■ **GOAL**
Lines holding the string "content" are the ones to copy from this listing.

■ **DATA LISTING**
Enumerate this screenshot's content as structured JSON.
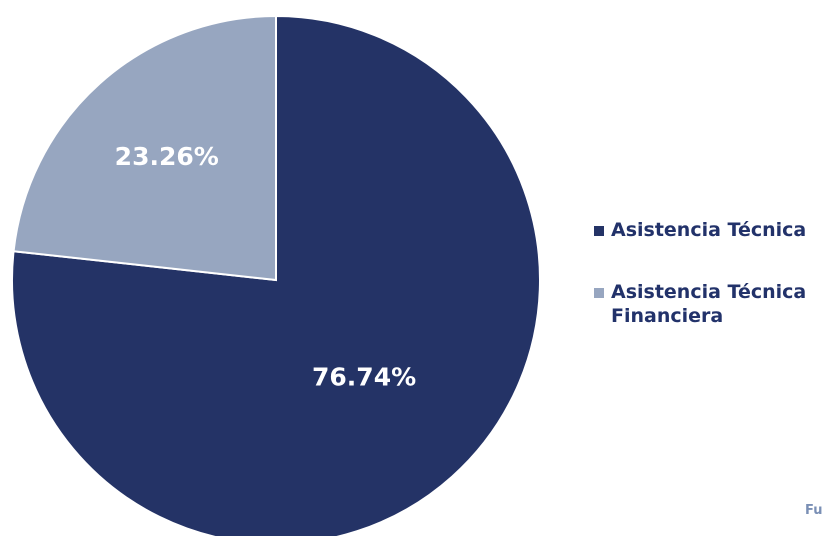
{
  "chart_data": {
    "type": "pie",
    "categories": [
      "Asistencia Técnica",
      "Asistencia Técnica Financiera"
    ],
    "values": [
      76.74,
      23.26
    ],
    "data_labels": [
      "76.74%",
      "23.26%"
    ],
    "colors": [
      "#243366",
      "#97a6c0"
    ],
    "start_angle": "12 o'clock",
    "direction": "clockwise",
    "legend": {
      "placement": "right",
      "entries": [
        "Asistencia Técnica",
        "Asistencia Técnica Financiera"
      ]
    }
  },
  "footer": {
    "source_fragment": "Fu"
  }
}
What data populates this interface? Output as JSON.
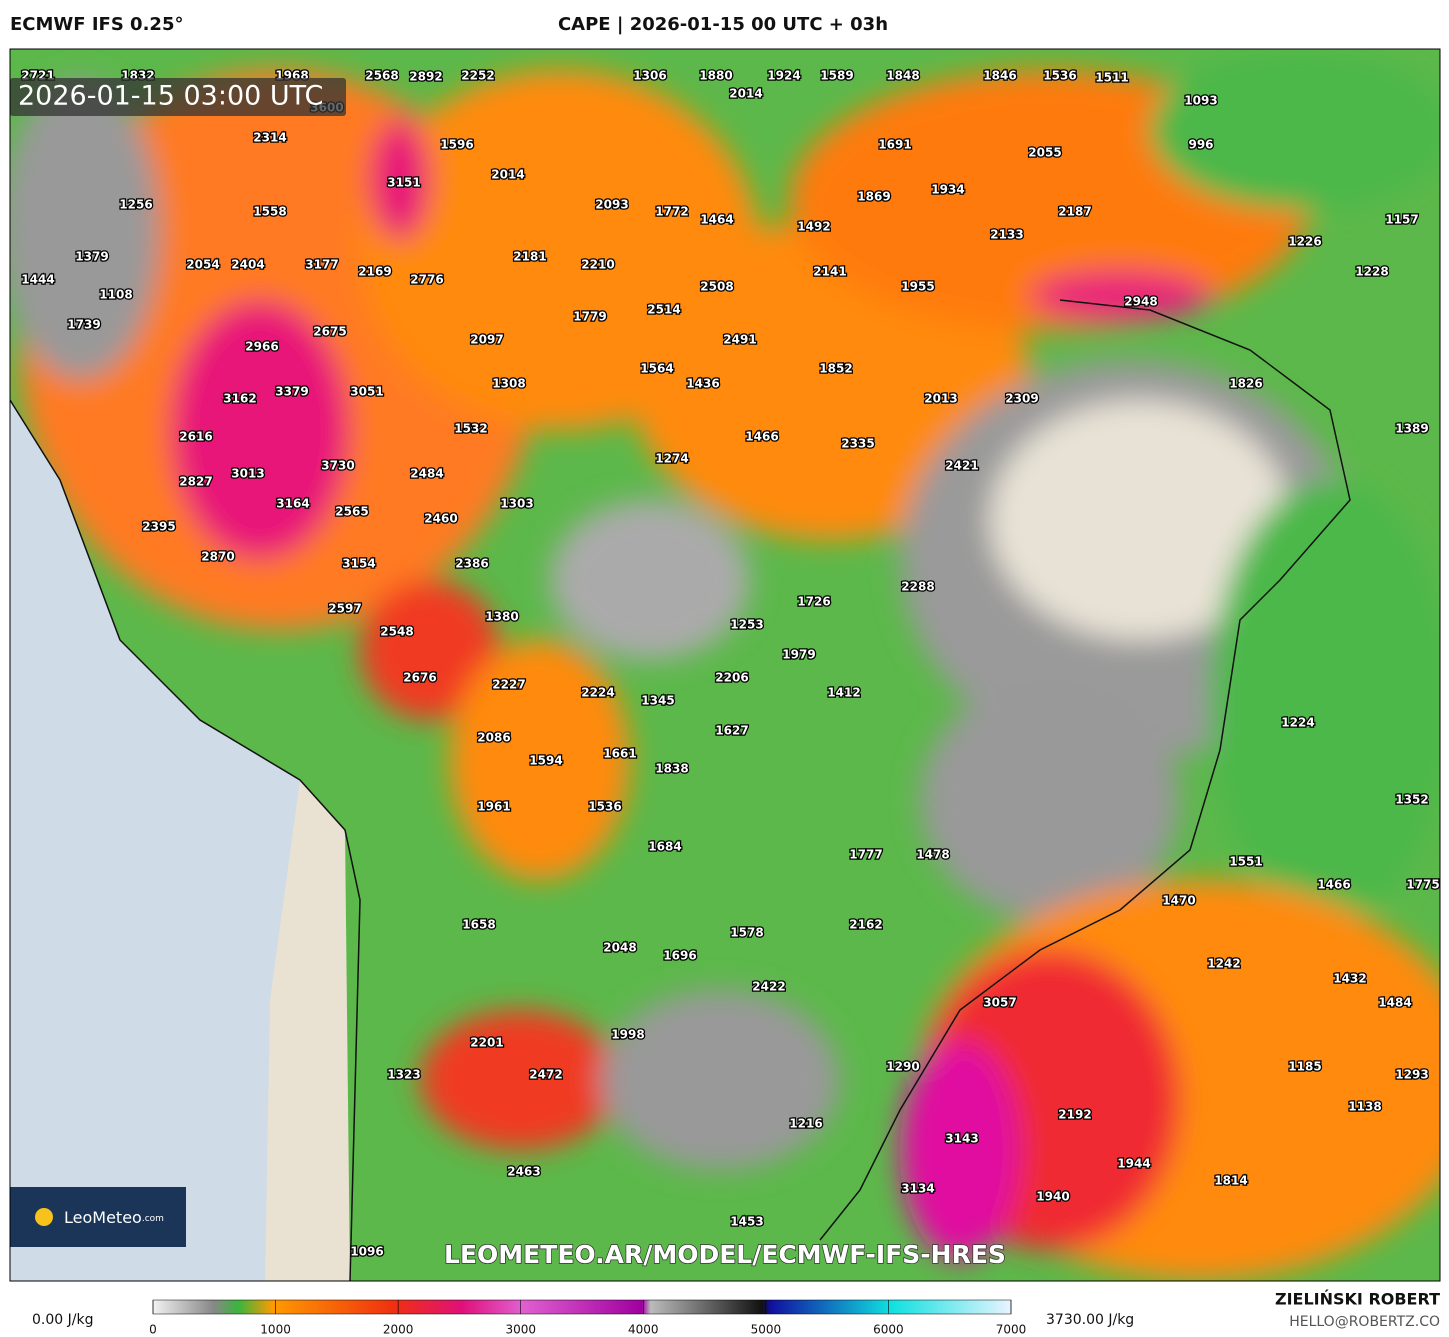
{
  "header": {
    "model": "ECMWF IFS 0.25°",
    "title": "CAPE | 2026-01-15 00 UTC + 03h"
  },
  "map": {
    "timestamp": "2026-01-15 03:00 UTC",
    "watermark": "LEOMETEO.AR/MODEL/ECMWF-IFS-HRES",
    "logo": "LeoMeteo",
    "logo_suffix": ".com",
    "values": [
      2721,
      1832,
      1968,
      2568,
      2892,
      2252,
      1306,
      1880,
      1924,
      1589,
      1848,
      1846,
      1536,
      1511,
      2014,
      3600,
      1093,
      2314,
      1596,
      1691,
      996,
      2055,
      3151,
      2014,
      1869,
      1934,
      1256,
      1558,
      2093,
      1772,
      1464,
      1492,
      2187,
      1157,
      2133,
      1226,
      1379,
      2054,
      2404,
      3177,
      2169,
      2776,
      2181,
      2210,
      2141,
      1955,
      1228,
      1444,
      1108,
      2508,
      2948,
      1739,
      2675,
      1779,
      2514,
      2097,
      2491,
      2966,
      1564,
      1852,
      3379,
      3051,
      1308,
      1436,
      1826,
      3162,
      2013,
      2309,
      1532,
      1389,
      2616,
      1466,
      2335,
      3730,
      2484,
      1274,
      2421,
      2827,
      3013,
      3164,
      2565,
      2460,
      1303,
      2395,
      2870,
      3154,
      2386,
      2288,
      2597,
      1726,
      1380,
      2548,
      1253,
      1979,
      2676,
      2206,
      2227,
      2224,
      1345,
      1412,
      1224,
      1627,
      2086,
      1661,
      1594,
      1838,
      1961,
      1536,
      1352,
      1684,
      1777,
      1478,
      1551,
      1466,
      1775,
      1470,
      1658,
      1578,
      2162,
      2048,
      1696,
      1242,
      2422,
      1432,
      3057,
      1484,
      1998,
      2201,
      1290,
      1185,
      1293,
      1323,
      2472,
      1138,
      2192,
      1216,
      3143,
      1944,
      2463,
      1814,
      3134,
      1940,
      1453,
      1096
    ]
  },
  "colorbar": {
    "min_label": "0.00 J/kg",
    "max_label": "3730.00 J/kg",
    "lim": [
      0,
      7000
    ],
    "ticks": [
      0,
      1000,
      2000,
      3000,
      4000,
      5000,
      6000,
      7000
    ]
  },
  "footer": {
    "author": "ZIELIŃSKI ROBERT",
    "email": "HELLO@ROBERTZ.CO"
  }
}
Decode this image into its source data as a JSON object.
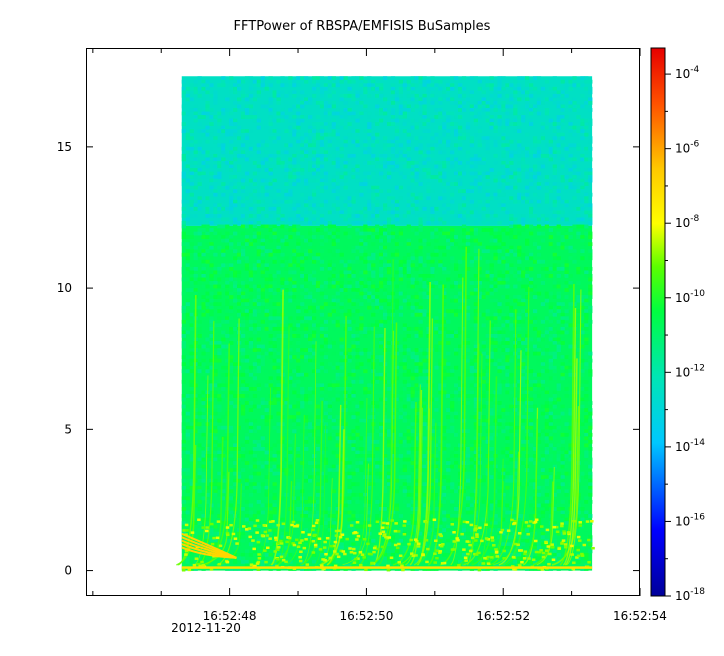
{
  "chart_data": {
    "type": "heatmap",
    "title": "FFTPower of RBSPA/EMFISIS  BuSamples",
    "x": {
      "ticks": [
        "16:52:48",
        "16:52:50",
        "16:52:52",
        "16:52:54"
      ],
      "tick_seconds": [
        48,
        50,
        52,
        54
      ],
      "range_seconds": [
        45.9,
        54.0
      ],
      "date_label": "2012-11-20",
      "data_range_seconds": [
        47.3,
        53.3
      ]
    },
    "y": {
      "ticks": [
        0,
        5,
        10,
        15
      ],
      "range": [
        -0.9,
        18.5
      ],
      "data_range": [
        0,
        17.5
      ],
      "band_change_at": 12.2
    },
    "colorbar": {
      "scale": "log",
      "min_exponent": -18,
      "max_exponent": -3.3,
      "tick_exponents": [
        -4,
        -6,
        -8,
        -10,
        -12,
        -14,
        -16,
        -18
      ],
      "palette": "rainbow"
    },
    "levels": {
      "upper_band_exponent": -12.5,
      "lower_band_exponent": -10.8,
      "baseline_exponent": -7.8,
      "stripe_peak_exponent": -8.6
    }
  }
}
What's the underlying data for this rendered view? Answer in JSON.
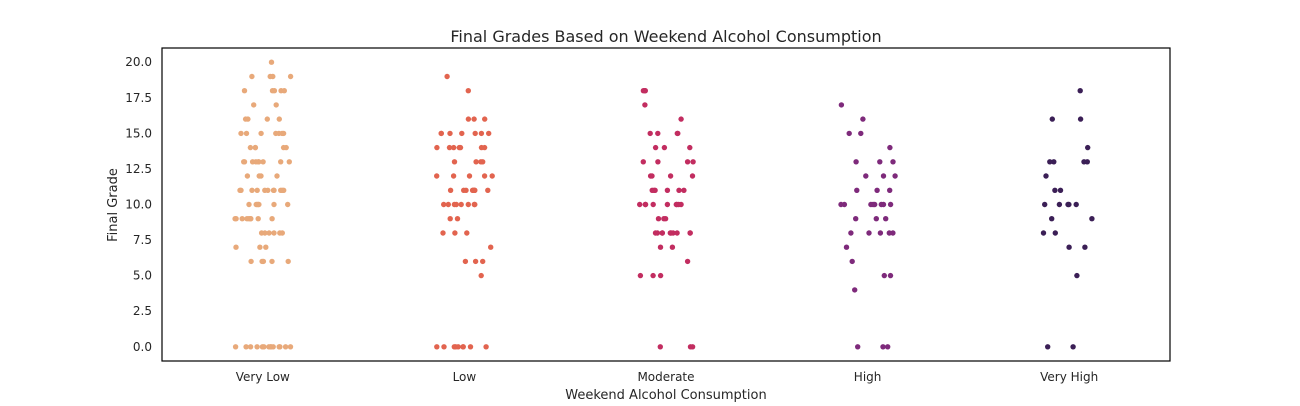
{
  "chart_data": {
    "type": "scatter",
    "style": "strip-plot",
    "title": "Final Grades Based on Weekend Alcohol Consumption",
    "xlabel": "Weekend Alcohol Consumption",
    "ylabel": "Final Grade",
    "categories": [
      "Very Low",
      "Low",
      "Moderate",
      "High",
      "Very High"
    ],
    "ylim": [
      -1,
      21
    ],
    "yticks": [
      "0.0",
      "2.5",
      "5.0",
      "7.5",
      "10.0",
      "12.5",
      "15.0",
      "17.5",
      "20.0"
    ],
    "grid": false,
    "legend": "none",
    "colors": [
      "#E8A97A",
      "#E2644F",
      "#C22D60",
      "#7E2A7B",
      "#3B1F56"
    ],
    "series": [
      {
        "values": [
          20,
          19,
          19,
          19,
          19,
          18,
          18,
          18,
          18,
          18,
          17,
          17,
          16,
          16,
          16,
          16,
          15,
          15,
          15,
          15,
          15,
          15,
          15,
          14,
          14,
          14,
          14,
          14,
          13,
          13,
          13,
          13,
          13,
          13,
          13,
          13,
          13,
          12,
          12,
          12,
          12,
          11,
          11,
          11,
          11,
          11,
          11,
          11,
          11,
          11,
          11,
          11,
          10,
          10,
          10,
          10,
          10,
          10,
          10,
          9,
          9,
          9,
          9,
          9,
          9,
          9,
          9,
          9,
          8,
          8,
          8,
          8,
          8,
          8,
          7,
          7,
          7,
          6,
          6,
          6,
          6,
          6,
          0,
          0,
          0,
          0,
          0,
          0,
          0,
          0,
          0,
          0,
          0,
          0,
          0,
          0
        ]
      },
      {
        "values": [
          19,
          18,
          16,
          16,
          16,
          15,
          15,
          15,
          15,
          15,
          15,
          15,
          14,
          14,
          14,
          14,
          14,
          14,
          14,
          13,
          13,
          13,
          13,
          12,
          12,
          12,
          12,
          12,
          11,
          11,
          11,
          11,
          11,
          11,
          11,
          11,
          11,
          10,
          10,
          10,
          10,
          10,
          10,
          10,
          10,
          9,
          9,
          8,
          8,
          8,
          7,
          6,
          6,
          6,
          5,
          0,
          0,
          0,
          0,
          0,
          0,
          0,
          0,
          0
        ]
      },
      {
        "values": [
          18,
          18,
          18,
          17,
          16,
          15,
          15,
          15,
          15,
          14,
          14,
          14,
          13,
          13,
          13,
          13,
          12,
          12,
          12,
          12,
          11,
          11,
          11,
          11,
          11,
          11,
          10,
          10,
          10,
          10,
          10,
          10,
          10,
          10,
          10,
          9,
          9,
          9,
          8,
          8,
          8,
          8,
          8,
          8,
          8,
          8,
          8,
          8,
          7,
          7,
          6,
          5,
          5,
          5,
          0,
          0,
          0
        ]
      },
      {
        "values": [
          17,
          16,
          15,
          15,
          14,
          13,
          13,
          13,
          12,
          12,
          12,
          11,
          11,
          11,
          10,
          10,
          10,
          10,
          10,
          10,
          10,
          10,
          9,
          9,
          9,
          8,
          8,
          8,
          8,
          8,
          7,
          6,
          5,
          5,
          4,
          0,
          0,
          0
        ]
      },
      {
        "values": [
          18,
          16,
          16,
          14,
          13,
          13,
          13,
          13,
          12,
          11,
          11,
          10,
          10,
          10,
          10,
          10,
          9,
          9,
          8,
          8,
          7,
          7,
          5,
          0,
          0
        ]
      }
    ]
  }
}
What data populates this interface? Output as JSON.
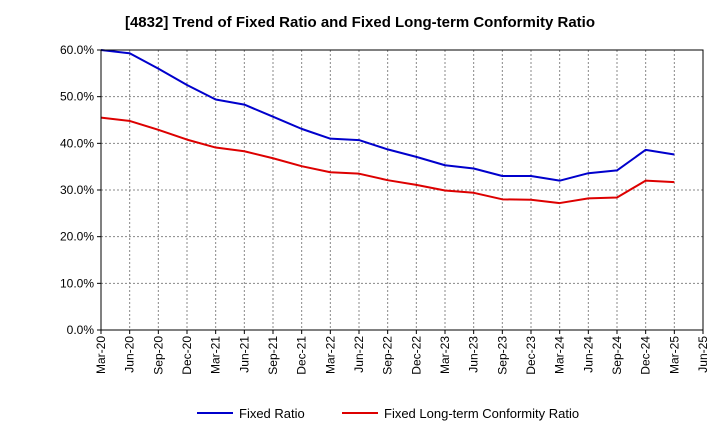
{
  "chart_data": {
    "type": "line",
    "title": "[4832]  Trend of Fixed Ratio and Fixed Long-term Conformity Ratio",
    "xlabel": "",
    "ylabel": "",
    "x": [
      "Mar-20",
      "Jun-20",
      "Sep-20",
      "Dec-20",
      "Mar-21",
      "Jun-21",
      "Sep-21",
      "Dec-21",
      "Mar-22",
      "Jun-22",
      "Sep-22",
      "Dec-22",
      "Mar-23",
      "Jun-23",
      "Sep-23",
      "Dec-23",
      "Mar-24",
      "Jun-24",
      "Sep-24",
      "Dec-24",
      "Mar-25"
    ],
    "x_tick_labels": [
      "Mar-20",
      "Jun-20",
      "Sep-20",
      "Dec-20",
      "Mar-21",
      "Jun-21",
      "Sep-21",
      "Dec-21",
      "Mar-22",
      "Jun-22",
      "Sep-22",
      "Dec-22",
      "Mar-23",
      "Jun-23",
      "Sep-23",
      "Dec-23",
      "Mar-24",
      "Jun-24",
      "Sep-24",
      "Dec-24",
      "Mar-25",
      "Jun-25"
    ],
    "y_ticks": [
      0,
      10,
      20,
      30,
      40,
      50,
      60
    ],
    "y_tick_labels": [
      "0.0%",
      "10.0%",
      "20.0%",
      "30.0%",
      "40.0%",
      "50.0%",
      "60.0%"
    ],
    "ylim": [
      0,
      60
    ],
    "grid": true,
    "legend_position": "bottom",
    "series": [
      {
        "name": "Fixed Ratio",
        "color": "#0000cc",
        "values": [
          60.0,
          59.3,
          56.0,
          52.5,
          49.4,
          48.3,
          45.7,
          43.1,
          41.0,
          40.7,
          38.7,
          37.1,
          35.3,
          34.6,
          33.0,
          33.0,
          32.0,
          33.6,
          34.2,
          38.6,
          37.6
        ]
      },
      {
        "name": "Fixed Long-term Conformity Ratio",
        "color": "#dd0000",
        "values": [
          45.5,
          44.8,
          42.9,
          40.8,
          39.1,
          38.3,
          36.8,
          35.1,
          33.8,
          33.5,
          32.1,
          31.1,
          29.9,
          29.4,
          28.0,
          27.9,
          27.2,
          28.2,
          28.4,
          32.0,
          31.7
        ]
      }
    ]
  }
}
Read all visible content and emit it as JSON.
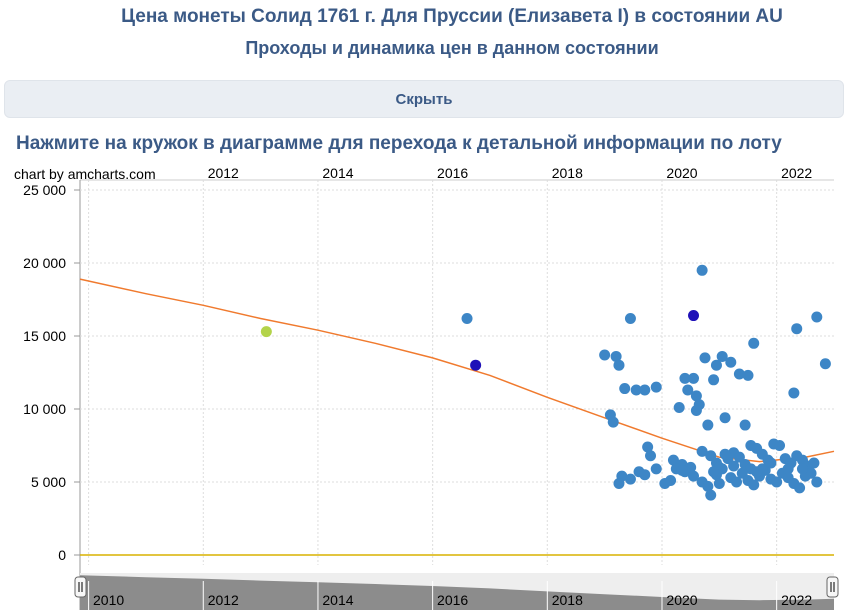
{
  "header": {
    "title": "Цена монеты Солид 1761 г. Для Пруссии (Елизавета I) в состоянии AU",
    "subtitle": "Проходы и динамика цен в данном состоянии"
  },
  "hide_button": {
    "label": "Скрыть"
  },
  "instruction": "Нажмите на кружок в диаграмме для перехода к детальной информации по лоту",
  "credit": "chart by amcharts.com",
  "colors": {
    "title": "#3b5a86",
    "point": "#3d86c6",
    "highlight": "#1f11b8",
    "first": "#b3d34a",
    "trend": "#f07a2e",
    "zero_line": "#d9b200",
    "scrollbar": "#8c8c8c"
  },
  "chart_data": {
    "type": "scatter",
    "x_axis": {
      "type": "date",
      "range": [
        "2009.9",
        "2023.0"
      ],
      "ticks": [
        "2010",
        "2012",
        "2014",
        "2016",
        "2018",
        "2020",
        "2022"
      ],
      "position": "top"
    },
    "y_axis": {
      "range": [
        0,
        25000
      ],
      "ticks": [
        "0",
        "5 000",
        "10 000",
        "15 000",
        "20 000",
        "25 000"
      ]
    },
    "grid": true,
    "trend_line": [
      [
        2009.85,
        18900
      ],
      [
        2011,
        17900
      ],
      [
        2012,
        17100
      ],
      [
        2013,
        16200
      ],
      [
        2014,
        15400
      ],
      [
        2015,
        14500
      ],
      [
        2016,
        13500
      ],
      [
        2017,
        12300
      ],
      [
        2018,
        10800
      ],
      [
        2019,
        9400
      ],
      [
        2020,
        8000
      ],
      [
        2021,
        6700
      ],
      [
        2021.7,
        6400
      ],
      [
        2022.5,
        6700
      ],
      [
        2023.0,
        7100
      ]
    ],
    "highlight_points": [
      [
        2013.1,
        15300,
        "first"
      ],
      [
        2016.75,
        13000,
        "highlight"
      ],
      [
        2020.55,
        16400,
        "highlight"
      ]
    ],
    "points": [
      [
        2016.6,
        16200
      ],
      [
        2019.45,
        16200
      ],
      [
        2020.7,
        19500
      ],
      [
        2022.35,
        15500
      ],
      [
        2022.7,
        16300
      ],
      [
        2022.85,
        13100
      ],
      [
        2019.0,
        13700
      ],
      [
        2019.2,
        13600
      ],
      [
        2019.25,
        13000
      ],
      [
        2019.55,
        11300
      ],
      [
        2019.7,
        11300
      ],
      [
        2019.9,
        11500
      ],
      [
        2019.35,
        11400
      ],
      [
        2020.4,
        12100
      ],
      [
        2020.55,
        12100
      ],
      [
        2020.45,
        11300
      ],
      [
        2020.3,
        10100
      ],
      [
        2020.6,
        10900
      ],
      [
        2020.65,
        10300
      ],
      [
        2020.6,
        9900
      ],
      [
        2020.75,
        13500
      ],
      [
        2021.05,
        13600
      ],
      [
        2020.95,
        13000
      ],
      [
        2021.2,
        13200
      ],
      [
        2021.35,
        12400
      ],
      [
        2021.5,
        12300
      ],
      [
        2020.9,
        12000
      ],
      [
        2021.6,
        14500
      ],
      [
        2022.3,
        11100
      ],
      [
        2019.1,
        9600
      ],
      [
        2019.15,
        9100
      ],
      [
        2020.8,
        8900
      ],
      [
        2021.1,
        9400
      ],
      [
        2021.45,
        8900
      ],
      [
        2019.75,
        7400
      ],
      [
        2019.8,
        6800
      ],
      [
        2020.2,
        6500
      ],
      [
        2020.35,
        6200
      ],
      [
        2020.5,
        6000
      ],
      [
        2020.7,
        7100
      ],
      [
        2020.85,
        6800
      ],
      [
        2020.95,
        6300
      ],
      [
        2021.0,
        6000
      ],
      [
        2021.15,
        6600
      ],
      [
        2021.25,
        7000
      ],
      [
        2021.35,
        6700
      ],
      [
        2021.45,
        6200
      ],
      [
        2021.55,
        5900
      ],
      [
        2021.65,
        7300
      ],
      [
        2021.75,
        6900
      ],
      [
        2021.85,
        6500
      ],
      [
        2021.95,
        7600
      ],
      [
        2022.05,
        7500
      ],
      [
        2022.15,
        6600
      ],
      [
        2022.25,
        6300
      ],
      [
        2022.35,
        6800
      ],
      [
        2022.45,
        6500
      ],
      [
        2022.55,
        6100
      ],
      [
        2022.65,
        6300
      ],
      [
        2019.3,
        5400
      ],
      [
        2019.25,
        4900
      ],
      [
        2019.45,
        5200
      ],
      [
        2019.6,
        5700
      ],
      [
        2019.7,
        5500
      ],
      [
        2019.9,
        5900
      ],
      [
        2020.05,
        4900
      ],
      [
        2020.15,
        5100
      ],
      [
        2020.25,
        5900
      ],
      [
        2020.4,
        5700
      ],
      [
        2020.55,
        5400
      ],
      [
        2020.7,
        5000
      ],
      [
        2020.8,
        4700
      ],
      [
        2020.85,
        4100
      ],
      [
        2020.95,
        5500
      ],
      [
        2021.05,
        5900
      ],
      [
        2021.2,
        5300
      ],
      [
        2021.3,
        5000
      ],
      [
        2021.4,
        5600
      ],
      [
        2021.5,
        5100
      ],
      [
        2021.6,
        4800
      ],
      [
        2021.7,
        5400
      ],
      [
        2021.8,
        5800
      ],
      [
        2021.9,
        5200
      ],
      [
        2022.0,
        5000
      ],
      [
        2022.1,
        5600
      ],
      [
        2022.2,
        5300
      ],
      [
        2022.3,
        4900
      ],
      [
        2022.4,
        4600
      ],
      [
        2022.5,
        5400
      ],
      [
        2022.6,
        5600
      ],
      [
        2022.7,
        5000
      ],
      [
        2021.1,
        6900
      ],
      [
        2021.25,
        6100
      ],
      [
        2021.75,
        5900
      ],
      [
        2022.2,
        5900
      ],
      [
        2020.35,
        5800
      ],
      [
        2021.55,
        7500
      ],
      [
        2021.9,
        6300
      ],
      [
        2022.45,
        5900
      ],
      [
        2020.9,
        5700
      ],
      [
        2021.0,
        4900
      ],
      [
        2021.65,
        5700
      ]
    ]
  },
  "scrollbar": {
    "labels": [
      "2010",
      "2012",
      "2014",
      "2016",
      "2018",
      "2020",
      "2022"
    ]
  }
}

■ **FULL ANSWER**
Enumerate this screenshot's content as structured JSON.
Read all visible content and emit it as JSON.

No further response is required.